* **Task requirements**
Each line of the data that mentions the string "similar" needs to be identified and copied.

(Recorded data)
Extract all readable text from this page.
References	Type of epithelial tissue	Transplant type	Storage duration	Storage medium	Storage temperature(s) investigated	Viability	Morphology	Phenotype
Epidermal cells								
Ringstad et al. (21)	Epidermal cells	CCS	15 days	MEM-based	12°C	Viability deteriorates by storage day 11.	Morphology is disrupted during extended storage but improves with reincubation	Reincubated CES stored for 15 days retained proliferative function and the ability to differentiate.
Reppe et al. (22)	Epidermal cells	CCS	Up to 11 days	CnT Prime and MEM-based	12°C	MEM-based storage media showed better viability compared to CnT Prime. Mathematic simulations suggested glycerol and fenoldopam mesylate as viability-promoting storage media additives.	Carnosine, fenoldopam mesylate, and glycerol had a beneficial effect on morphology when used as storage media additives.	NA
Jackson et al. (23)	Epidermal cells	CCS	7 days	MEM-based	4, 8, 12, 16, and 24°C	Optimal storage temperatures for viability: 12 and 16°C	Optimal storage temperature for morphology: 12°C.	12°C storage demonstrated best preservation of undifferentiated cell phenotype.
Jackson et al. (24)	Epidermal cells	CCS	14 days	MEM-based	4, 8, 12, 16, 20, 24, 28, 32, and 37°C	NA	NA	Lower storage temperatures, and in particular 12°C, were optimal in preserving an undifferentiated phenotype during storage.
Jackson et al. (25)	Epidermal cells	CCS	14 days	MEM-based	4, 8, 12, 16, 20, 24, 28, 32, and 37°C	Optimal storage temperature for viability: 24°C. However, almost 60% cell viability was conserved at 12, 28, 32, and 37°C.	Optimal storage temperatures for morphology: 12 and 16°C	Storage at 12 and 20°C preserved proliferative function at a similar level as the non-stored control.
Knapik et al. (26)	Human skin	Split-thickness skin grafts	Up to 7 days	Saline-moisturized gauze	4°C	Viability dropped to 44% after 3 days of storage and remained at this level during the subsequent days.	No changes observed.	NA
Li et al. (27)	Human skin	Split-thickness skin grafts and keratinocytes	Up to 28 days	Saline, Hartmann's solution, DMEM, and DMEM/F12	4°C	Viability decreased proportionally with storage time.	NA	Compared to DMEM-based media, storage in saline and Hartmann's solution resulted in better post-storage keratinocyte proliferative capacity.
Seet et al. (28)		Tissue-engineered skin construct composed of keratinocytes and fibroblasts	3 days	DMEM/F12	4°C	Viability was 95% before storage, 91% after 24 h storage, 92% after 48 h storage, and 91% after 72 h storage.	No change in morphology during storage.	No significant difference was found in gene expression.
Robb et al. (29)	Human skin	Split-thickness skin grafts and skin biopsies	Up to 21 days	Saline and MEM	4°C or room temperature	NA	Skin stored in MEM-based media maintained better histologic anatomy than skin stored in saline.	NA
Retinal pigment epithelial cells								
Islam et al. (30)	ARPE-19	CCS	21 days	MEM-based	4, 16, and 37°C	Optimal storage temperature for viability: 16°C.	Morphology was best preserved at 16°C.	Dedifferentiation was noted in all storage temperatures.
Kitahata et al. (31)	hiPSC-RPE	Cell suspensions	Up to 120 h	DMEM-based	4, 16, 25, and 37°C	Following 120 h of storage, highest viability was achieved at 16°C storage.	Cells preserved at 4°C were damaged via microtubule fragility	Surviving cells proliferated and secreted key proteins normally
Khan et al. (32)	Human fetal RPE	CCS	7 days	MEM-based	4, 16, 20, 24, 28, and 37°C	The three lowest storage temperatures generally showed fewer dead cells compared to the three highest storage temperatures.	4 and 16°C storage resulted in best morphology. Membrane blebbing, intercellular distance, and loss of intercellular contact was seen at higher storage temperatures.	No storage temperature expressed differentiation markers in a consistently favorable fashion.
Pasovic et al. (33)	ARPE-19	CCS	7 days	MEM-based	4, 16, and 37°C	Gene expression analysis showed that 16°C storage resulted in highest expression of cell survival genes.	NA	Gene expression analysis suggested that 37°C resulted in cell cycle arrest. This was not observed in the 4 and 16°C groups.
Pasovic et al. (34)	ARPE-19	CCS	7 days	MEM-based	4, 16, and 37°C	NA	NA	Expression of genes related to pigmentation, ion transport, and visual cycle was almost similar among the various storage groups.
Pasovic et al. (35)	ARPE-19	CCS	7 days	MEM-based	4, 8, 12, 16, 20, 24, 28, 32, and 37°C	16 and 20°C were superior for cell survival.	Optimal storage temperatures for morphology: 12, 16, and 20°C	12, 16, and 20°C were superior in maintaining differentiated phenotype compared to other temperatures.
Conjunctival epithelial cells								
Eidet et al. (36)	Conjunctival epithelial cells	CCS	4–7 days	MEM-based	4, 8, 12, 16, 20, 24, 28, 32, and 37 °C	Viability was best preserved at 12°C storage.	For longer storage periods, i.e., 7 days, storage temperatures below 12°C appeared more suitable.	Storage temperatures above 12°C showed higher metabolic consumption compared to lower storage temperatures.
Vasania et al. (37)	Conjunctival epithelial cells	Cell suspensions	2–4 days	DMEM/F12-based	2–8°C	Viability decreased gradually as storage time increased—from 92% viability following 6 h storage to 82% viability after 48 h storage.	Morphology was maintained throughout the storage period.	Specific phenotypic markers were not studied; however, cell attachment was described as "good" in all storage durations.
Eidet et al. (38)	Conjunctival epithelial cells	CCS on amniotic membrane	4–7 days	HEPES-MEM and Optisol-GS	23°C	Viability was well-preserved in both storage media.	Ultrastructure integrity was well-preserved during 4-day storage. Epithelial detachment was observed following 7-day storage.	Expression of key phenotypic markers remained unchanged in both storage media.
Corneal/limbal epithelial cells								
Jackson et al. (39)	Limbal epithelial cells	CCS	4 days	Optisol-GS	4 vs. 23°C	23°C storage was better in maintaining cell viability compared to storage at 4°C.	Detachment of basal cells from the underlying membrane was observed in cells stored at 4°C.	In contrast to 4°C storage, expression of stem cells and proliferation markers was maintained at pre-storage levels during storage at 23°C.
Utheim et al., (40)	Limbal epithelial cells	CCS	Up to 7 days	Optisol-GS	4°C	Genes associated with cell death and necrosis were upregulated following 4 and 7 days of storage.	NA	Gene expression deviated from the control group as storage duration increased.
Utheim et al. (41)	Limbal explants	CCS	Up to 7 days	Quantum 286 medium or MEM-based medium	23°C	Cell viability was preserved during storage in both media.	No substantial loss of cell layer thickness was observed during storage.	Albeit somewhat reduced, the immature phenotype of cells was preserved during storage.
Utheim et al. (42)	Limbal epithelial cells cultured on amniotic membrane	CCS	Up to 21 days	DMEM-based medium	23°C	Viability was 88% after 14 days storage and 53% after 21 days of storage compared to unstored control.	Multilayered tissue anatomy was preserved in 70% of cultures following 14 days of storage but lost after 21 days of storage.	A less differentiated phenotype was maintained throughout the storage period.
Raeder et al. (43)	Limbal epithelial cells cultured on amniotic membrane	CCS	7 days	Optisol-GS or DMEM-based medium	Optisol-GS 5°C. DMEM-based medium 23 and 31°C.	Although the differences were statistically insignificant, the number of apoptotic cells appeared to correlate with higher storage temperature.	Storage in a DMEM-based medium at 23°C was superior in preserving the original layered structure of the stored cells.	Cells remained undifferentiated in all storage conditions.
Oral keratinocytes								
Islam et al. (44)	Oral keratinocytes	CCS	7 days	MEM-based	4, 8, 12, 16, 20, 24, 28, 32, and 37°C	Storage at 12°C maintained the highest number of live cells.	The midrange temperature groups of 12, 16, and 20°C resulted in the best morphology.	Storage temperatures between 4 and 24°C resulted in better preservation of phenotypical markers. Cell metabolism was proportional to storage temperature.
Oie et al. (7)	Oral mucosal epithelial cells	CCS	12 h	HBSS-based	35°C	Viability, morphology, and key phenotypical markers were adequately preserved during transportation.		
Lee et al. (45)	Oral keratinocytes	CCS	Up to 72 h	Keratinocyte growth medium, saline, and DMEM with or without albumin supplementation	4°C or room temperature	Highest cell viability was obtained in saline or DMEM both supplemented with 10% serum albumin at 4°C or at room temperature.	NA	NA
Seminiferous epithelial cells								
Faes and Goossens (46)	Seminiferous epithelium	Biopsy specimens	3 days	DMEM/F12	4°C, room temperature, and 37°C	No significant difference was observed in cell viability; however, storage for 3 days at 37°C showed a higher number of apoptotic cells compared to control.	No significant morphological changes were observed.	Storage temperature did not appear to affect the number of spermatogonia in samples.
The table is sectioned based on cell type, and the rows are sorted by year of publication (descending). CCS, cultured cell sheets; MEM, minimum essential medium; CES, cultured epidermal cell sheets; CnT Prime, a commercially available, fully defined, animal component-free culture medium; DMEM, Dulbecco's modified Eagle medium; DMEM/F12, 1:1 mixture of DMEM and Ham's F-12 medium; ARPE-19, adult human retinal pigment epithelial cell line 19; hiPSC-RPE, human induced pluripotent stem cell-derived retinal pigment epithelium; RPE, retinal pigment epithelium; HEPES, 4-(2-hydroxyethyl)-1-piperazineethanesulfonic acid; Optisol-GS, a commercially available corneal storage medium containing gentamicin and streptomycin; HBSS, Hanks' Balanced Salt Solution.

* **Answer space**
Jackson et al. (25)	Epidermal cells	CCS	14 days	MEM-based	4, 8, 12, 16, 20, 24, 28, 32, and 37°C	Optimal storage temperature for viability: 24°C. However, almost 60% cell viability was conserved at 12, 28, 32, and 37°C.	Optimal storage temperatures for morphology: 12 and 16°C	Storage at 12 and 20°C preserved proliferative function at a similar level as the non-stored control.
Pasovic et al. (34)	ARPE-19	CCS	7 days	MEM-based	4, 16, and 37°C	NA	NA	Expression of genes related to pigmentation, ion transport, and visual cycle was almost similar among the various storage groups.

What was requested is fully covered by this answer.